=== THE EXERCISE ===
Identify and reproduce every line holding the string "left".

↓

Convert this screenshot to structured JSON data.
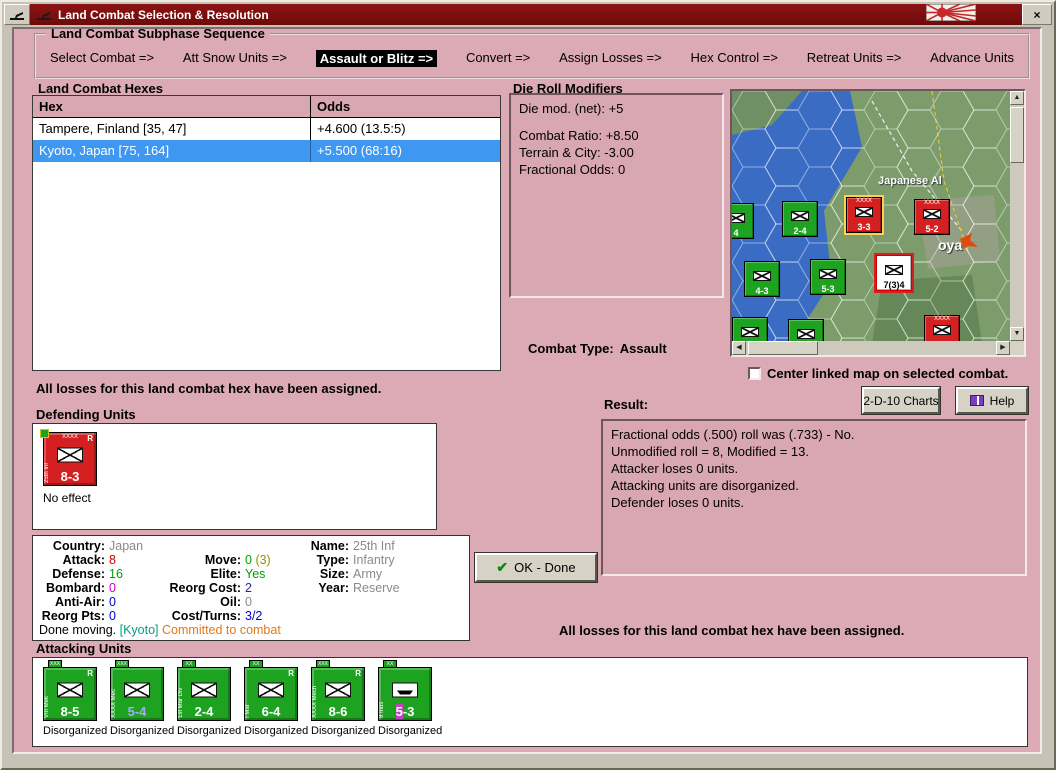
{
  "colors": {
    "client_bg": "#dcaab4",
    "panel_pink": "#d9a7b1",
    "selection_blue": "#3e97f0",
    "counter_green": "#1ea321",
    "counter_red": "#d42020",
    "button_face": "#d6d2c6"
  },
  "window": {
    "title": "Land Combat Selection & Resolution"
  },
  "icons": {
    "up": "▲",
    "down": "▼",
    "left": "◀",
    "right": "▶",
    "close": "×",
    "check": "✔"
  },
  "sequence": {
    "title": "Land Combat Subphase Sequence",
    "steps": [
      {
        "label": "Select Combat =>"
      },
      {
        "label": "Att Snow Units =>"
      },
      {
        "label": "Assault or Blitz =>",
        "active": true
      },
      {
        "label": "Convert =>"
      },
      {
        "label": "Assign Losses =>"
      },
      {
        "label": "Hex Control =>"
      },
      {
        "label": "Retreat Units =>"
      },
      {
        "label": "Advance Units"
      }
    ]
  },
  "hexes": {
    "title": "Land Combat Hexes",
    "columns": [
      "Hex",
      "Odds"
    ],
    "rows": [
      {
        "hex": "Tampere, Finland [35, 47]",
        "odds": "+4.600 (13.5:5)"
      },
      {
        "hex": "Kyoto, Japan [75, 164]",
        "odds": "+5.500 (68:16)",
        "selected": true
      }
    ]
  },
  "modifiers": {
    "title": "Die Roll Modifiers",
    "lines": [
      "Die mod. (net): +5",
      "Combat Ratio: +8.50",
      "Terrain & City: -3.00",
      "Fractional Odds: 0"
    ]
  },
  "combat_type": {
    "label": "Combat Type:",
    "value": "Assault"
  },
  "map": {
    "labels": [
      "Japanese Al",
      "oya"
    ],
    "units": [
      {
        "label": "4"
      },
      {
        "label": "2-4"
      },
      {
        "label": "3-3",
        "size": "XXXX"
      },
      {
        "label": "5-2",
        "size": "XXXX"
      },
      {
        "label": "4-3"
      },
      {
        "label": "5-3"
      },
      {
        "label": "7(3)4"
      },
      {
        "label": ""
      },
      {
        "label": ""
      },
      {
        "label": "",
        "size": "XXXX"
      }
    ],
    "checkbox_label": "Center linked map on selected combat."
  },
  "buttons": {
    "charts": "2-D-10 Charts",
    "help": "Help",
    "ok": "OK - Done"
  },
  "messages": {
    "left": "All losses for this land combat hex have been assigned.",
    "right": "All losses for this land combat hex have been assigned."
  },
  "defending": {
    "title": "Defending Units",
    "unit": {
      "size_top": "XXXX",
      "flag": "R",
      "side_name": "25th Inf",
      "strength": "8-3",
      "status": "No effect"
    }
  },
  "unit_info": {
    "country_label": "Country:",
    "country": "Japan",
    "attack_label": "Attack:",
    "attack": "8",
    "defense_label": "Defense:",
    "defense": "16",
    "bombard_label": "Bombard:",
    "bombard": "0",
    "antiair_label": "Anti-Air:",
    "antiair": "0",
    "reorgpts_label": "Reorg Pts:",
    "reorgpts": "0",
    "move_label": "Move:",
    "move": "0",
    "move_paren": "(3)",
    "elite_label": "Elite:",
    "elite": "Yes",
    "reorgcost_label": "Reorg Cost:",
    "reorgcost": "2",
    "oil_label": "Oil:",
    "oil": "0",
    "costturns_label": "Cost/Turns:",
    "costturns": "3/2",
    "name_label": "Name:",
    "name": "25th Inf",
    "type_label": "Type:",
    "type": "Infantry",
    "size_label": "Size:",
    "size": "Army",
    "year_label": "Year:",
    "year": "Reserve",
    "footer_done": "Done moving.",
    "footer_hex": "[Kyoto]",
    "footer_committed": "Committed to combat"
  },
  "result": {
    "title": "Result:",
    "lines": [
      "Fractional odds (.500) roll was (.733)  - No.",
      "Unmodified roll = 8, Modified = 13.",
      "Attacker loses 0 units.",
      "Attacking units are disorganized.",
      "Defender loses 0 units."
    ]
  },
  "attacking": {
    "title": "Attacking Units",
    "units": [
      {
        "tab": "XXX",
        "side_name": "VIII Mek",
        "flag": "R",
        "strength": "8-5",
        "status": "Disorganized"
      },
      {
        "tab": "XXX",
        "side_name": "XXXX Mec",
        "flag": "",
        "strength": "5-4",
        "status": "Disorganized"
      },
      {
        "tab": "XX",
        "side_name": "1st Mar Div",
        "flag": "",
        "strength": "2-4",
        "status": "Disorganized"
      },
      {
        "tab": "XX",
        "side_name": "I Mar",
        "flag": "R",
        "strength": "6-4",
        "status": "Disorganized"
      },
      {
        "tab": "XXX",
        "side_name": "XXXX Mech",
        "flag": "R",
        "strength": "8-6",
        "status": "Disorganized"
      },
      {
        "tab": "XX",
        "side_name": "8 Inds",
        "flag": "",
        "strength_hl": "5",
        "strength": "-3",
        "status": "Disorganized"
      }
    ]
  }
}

↑

=== SOLUTION TO THIS PROBLEM ===
    "left": "◀",
    "left": "All losses for this land combat hex have been assigned.",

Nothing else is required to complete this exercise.